● The exercise: Output the data exactly, with every line intact.
* * * *
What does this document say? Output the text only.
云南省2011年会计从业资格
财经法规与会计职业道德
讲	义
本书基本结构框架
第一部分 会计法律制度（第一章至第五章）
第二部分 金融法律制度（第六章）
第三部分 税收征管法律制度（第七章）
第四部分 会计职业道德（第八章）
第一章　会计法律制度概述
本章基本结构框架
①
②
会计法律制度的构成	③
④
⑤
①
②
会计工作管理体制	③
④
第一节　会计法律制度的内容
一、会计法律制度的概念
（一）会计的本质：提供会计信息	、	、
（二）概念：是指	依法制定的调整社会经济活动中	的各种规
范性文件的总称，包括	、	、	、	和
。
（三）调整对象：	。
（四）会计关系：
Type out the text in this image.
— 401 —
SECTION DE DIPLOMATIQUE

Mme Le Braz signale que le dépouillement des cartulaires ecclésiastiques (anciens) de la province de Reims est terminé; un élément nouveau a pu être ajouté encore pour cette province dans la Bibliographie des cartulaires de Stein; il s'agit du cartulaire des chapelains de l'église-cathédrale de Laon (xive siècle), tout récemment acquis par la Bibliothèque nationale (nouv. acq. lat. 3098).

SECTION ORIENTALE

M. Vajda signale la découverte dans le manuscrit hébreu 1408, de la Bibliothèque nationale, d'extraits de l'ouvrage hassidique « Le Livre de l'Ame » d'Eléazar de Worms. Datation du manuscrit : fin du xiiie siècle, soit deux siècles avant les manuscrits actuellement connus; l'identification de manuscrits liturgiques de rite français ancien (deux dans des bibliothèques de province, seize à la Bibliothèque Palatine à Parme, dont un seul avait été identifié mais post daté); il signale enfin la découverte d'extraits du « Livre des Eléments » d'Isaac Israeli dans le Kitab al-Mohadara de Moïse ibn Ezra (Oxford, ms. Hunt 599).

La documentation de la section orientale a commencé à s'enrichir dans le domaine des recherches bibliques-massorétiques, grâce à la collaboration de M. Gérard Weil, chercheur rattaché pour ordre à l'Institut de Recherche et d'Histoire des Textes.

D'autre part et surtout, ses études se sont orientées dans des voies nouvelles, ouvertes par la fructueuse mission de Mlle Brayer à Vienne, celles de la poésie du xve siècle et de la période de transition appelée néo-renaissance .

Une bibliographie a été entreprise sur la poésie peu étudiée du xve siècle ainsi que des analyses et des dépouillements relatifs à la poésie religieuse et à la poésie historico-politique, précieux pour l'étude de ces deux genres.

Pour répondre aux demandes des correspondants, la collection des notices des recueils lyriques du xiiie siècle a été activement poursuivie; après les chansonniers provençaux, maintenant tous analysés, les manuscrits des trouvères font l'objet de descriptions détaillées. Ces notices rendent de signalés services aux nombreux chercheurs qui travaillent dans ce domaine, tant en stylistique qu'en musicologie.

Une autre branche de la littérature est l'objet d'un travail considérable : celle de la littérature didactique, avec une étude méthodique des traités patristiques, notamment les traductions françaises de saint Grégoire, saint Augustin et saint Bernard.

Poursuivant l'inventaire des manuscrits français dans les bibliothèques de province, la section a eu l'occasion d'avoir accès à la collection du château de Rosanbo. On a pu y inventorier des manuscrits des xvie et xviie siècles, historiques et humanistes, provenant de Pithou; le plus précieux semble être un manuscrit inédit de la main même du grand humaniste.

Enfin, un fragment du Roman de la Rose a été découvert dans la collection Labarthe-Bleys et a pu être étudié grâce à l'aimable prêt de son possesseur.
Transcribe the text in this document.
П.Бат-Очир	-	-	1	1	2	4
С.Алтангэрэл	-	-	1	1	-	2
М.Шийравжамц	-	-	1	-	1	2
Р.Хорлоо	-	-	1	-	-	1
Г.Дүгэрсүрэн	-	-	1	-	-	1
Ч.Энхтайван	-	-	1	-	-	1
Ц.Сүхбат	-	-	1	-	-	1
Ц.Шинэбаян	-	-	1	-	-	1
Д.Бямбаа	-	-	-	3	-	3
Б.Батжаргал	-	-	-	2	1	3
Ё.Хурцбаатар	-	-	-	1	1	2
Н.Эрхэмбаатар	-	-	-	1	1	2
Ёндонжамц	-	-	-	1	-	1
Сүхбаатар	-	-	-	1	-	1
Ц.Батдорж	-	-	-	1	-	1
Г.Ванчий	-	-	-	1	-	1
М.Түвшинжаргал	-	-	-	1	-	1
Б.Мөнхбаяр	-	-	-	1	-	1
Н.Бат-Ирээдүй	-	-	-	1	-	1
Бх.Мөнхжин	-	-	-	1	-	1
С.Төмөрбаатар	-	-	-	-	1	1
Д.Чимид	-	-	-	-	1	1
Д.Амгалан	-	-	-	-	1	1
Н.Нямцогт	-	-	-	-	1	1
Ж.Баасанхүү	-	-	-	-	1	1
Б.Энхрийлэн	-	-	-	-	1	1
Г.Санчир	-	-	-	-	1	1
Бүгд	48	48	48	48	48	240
* * * *
● Answer to the problem:
What does this document say? Output the text only.
云南省2011年会计从业资格
财经法规与会计职业道德
讲	义
本书基本结构框架
第一部分 会计法律制度（第一章至第五章）
第二部分 金融法律制度（第六章）
第三部分 税收征管法律制度（第七章）
第四部分 会计职业道德（第八章）
第一章　会计法律制度概述
本章基本结构框架
①
②
会计法律制度的构成	③
④
⑤
①
②
会计工作管理体制	③
④
第一节　会计法律制度的内容
一、会计法律制度的概念
（一）会计的本质：提供会计信息	、	、
（二）概念：是指	依法制定的调整社会经济活动中	的各种规
范性文件的总称，包括	、	、	、	和
。
（三）调整对象：	。
（四）会计关系：
Type out the text in this image.
— 401 —
SECTION DE DIPLOMATIQUE

Mme Le Braz signale que le dépouillement des cartulaires ecclésiastiques (anciens) de la province de Reims est terminé; un élément nouveau a pu être ajouté encore pour cette province dans la Bibliographie des cartulaires de Stein; il s'agit du cartulaire des chapelains de l'église-cathédrale de Laon (xive siècle), tout récemment acquis par la Bibliothèque nationale (nouv. acq. lat. 3098).

SECTION ORIENTALE

M. Vajda signale la découverte dans le manuscrit hébreu 1408, de la Bibliothèque nationale, d'extraits de l'ouvrage hassidique « Le Livre de l'Ame » d'Eléazar de Worms. Datation du manuscrit : fin du xiiie siècle, soit deux siècles avant les manuscrits actuellement connus; l'identification de manuscrits liturgiques de rite français ancien (deux dans des bibliothèques de province, seize à la Bibliothèque Palatine à Parme, dont un seul avait été identifié mais post daté); il signale enfin la découverte d'extraits du « Livre des Eléments » d'Isaac Israeli dans le Kitab al-Mohadara de Moïse ibn Ezra (Oxford, ms. Hunt 599).

La documentation de la section orientale a commencé à s'enrichir dans le domaine des recherches bibliques-massorétiques, grâce à la collaboration de M. Gérard Weil, chercheur rattaché pour ordre à l'Institut de Recherche et d'Histoire des Textes.

D'autre part et surtout, ses études se sont orientées dans des voies nouvelles, ouvertes par la fructueuse mission de Mlle Brayer à Vienne, celles de la poésie du xve siècle et de la période de transition appelée néo-renaissance .

Une bibliographie a été entreprise sur la poésie peu étudiée du xve siècle ainsi que des analyses et des dépouillements relatifs à la poésie religieuse et à la poésie historico-politique, précieux pour l'étude de ces deux genres.

Pour répondre aux demandes des correspondants, la collection des notices des recueils lyriques du xiiie siècle a été activement poursuivie; après les chansonniers provençaux, maintenant tous analysés, les manuscrits des trouvères font l'objet de descriptions détaillées. Ces notices rendent de signalés services aux nombreux chercheurs qui travaillent dans ce domaine, tant en stylistique qu'en musicologie.

Une autre branche de la littérature est l'objet d'un travail considérable : celle de la littérature didactique, avec une étude méthodique des traités patristiques, notamment les traductions françaises de saint Grégoire, saint Augustin et saint Bernard.

Poursuivant l'inventaire des manuscrits français dans les bibliothèques de province, la section a eu l'occasion d'avoir accès à la collection du château de Rosanbo. On a pu y inventorier des manuscrits des xvie et xviie siècles, historiques et humanistes, provenant de Pithou; le plus précieux semble être un manuscrit inédit de la main même du grand humaniste.

Enfin, un fragment du Roman de la Rose a été découvert dans la collection Labarthe-Bleys et a pu être étudié grâce à l'aimable prêt de son possesseur.
Transcribe the text in this document.
П.Бат-Очир	-	-	1	1	2	4
С.Алтангэрэл	-	-	1	1	-	2
М.Шийравжамц	-	-	1	-	1	2
Р.Хорлоо	-	-	1	-	-	1
Г.Дүгэрсүрэн	-	-	1	-	-	1
Ч.Энхтайван	-	-	1	-	-	1
Ц.Сүхбат	-	-	1	-	-	1
Ц.Шинэбаян	-	-	1	-	-	1
Д.Бямбаа	-	-	-	3	-	3
Б.Батжаргал	-	-	-	2	1	3
Ё.Хурцбаатар	-	-	-	1	1	2
Н.Эрхэмбаатар	-	-	-	1	1	2
Ёндонжамц	-	-	-	1	-	1
Сүхбаатар	-	-	-	1	-	1
Ц.Батдорж	-	-	-	1	-	1
Г.Ванчий	-	-	-	1	-	1
М.Түвшинжаргал	-	-	-	1	-	1
Б.Мөнхбаяр	-	-	-	1	-	1
Н.Бат-Ирээдүй	-	-	-	1	-	1
Бх.Мөнхжин	-	-	-	1	-	1
С.Төмөрбаатар	-	-	-	-	1	1
Д.Чимид	-	-	-	-	1	1
Д.Амгалан	-	-	-	-	1	1
Н.Нямцогт	-	-	-	-	1	1
Ж.Баасанхүү	-	-	-	-	1	1
Б.Энхрийлэн	-	-	-	-	1	1
Г.Санчир	-	-	-	-	1	1
Бүгд	48	48	48	48	48	240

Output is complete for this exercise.